Short task — Rewrite the entries from the line containing "checklist-icon [646, 226, 676, 256]" through the line containing "tab-counter: 1 [1140, 223, 1185, 259]", changing "tab-counter" to "tab-count" and leaving everything else as it is. Return only those lines.

>> BEGIN Provided information

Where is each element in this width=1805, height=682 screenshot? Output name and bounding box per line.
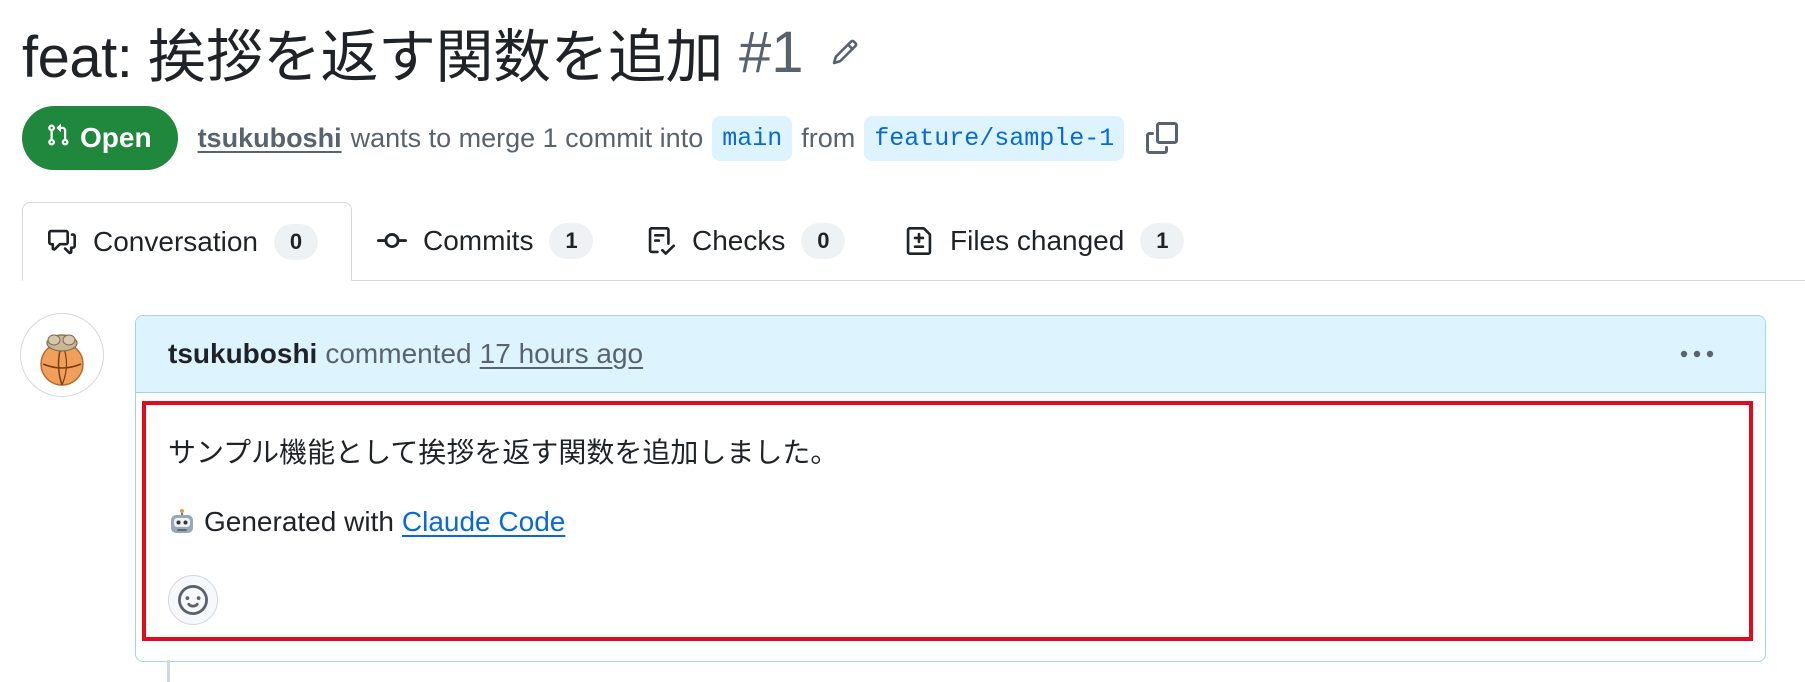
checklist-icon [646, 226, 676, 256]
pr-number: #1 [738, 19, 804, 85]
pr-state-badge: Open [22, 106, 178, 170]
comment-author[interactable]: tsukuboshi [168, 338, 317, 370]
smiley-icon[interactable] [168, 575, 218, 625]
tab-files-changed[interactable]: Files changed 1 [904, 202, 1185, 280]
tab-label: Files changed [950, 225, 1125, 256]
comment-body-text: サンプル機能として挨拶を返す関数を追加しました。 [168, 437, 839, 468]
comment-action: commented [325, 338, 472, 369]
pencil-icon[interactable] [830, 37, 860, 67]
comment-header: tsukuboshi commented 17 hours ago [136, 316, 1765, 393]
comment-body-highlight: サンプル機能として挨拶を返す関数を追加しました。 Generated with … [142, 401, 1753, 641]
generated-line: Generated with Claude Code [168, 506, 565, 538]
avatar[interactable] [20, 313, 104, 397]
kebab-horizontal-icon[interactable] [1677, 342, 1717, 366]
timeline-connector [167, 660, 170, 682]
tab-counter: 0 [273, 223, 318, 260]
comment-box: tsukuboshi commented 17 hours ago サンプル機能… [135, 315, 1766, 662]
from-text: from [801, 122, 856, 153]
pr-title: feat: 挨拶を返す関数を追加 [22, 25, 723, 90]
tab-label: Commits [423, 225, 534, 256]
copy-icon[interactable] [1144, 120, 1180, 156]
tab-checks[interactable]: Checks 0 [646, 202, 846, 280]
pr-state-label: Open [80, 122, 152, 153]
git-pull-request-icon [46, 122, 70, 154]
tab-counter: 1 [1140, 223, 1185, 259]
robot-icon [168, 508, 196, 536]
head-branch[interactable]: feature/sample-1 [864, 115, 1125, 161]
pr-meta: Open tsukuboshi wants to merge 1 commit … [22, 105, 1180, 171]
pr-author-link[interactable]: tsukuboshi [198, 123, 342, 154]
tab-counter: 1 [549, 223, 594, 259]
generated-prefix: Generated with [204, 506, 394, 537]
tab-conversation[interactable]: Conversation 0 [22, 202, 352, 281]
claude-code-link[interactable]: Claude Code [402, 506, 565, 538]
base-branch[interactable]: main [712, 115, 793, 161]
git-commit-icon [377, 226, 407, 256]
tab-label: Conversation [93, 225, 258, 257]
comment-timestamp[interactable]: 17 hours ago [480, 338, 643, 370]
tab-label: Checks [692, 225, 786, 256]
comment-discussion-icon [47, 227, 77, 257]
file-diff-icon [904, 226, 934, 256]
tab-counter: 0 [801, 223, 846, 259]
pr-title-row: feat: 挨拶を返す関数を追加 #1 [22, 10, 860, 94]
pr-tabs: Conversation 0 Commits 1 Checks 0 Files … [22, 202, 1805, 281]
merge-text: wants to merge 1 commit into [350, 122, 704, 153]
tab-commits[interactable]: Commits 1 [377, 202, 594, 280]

>> END Provided information
>> BEGIN Provided information

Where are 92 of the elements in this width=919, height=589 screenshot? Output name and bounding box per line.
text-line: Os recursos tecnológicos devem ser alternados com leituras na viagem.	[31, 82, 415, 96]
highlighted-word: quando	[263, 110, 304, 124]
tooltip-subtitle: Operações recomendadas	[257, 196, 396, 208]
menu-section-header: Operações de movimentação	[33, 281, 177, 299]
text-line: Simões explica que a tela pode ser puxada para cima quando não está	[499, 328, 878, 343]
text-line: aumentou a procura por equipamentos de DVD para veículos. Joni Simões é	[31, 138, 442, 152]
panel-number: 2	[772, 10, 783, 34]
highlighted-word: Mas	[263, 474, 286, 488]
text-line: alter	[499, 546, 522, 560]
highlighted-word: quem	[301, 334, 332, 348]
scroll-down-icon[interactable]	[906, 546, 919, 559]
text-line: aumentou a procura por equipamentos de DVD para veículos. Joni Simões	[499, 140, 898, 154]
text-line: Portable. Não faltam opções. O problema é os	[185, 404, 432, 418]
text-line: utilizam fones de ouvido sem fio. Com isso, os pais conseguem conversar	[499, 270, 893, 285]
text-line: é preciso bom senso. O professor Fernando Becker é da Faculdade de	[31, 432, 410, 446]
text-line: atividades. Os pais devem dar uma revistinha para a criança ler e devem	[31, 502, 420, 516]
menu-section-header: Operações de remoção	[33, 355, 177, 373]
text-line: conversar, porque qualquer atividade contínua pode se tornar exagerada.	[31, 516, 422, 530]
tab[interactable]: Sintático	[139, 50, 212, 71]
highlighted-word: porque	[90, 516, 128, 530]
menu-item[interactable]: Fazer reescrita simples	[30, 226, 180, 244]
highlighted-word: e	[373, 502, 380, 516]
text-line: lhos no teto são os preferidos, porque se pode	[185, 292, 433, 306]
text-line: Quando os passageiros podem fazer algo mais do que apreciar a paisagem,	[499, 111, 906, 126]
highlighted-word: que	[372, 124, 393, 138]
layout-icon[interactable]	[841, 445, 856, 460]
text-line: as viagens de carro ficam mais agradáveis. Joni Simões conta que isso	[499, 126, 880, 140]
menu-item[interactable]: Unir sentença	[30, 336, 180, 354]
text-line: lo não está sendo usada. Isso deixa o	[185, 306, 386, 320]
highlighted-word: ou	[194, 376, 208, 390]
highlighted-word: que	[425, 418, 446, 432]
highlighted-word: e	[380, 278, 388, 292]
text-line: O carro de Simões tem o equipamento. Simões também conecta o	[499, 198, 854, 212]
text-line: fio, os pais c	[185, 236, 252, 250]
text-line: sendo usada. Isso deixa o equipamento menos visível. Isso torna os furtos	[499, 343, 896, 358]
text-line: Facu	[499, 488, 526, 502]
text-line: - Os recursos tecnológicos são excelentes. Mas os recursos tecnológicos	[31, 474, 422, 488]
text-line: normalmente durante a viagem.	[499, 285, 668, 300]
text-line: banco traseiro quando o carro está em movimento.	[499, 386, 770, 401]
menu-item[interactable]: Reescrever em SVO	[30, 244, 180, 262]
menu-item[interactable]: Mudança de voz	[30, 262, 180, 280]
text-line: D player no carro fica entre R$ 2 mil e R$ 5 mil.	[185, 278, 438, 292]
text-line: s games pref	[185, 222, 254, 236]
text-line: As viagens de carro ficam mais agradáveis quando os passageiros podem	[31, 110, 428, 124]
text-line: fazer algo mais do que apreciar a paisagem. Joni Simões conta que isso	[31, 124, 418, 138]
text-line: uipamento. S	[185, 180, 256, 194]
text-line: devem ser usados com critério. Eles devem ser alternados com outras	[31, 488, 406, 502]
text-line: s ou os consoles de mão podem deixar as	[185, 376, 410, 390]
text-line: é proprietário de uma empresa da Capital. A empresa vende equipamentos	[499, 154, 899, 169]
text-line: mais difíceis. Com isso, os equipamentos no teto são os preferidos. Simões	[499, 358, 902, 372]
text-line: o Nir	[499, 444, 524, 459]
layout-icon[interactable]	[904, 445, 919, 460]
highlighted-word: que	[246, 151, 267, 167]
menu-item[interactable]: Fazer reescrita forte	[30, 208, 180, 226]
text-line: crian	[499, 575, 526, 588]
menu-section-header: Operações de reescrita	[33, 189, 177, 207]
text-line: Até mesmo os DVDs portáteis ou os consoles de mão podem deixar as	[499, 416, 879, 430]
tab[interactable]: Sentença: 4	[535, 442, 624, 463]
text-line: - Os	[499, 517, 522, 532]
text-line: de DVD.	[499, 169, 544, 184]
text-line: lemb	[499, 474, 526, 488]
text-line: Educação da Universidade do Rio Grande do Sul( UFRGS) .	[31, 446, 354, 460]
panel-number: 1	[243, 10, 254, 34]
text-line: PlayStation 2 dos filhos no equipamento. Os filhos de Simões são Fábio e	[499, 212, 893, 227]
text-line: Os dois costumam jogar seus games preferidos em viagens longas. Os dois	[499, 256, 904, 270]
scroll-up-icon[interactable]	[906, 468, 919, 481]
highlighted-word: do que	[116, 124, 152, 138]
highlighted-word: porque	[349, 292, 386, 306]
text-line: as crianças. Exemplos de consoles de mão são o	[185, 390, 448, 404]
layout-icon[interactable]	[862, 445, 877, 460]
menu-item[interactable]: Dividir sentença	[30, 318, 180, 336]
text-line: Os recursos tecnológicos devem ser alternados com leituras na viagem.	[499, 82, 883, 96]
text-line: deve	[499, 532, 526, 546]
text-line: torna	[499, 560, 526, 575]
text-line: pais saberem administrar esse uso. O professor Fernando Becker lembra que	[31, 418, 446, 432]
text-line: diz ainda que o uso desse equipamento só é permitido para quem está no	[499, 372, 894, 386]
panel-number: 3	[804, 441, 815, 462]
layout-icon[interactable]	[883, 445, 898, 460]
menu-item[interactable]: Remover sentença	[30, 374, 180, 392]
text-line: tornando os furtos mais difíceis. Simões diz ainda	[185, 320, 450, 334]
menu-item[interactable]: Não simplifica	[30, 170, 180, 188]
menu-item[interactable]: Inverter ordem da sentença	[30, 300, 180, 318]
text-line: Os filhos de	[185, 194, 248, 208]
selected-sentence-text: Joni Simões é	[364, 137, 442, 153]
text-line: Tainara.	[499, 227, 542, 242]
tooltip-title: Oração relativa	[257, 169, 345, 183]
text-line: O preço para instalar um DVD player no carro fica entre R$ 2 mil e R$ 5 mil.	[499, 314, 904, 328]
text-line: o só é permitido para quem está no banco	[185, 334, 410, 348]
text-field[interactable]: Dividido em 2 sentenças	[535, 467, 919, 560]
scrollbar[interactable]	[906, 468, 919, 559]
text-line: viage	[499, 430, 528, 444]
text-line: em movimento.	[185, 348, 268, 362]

>> END Provided information
>> BEGIN Provided information

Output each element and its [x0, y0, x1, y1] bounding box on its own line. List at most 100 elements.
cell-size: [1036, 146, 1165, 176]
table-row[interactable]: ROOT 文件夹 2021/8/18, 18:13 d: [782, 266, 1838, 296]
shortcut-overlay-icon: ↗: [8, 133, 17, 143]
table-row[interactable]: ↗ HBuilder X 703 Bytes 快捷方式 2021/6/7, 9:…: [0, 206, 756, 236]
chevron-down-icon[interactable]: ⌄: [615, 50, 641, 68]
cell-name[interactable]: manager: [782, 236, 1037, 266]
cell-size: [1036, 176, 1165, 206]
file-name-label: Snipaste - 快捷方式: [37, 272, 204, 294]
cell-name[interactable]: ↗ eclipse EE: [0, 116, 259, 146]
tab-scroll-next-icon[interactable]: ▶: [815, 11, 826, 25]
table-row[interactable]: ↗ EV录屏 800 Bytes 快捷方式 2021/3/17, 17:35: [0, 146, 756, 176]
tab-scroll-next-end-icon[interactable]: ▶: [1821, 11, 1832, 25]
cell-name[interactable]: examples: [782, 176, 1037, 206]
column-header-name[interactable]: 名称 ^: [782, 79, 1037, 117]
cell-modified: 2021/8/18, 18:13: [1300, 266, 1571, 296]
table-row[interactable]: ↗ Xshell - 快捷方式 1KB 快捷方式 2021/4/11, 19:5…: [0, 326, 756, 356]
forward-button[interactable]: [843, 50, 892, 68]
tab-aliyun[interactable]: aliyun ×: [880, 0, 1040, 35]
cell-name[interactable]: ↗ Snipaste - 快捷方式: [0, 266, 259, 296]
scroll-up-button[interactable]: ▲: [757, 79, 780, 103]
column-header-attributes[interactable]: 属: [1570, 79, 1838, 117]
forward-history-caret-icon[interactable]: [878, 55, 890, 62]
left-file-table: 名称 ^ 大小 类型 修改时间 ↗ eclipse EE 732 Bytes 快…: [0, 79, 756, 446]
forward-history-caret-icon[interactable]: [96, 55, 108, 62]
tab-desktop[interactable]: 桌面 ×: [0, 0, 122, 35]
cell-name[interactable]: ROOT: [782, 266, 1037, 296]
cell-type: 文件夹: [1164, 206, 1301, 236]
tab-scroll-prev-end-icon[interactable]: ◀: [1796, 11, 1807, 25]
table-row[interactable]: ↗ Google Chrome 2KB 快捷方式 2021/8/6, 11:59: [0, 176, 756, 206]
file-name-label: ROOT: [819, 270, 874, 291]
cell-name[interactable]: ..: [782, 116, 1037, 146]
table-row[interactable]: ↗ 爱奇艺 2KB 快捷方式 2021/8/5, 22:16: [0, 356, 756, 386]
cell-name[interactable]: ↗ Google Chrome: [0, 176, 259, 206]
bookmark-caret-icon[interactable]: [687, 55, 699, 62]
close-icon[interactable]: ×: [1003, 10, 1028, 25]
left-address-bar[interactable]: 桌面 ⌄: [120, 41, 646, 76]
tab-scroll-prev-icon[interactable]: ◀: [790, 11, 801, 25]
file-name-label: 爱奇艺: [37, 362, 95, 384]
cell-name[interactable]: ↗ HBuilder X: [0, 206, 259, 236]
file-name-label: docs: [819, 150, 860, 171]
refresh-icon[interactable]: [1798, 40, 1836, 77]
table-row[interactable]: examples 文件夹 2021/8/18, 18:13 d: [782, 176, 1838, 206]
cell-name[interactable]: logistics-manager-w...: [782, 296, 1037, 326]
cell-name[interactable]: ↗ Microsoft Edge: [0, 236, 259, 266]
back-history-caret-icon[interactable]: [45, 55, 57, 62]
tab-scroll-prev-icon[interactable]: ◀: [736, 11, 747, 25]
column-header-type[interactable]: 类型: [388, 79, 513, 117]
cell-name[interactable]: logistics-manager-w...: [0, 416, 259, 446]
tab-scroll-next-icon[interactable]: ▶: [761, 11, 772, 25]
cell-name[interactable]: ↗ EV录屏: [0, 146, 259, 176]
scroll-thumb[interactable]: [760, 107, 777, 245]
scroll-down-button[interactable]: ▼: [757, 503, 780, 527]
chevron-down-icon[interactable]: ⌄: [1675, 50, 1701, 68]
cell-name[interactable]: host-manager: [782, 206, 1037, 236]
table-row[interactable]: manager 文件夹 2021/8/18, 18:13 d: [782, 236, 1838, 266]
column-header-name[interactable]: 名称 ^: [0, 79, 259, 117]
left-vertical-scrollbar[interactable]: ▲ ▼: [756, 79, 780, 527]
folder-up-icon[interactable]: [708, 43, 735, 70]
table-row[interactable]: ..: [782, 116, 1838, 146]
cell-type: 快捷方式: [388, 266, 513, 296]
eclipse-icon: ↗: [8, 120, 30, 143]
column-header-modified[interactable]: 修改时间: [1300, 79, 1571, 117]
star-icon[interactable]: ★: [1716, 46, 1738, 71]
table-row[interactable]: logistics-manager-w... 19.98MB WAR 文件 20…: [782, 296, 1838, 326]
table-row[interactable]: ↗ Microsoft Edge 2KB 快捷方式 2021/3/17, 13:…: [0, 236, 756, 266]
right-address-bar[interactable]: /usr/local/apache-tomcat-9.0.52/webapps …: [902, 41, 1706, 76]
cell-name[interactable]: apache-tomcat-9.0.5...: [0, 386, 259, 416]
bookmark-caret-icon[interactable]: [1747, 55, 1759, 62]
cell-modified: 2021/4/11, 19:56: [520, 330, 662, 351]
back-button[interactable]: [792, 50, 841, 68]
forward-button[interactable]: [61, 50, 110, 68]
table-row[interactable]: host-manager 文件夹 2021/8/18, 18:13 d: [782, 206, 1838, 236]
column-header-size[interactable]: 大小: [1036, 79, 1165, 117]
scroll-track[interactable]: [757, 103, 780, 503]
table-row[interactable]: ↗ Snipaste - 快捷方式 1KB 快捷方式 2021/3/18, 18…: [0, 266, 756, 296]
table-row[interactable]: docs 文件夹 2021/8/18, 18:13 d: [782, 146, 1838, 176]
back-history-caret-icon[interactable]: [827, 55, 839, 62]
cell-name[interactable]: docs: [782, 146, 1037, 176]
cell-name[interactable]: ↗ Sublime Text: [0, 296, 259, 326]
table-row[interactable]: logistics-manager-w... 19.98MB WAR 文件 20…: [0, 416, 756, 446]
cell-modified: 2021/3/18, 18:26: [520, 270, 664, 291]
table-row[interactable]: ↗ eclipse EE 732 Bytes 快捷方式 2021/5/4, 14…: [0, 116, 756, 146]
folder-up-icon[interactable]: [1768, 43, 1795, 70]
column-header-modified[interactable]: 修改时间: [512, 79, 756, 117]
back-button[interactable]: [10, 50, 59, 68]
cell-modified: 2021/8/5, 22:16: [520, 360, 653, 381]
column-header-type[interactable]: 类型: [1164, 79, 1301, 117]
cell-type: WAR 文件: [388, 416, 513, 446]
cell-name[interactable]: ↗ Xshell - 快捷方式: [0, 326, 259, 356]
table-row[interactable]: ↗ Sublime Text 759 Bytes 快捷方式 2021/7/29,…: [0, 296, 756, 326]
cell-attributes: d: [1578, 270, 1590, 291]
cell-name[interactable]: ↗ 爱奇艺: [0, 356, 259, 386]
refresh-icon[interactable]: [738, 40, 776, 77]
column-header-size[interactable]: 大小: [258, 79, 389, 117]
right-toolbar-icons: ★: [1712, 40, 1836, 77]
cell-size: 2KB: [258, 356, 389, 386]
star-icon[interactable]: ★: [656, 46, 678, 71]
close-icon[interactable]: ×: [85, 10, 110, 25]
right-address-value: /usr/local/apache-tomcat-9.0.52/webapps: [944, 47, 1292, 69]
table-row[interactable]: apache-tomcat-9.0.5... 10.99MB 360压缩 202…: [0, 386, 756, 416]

>> END Provided information

Correct output —
checklist-icon [646, 226, 676, 256]
pr-number: #1 [738, 19, 804, 85]
pr-state-badge: Open [22, 106, 178, 170]
comment-author[interactable]: tsukuboshi [168, 338, 317, 370]
smiley-icon[interactable] [168, 575, 218, 625]
tab-files-changed[interactable]: Files changed 1 [904, 202, 1185, 280]
tab-label: Files changed [950, 225, 1125, 256]
comment-body-text: サンプル機能として挨拶を返す関数を追加しました。 [168, 437, 839, 468]
comment-action: commented [325, 338, 472, 369]
pencil-icon[interactable] [830, 37, 860, 67]
comment-header: tsukuboshi commented 17 hours ago [136, 316, 1765, 393]
comment-body-highlight: サンプル機能として挨拶を返す関数を追加しました。 Generated with … [142, 401, 1753, 641]
generated-line: Generated with Claude Code [168, 506, 565, 538]
avatar[interactable] [20, 313, 104, 397]
kebab-horizontal-icon[interactable] [1677, 342, 1717, 366]
timeline-connector [167, 660, 170, 682]
tab-count: 0 [273, 223, 318, 260]
comment-box: tsukuboshi commented 17 hours ago サンプル機能… [135, 315, 1766, 662]
from-text: from [801, 122, 856, 153]
pr-title: feat: 挨拶を返す関数を追加 [22, 25, 723, 90]
tab-label: Commits [423, 225, 534, 256]
copy-icon[interactable] [1144, 120, 1180, 156]
tab-checks[interactable]: Checks 0 [646, 202, 846, 280]
pr-state-label: Open [80, 122, 152, 153]
git-pull-request-icon [46, 122, 70, 154]
tab-count: 1 [1140, 223, 1185, 259]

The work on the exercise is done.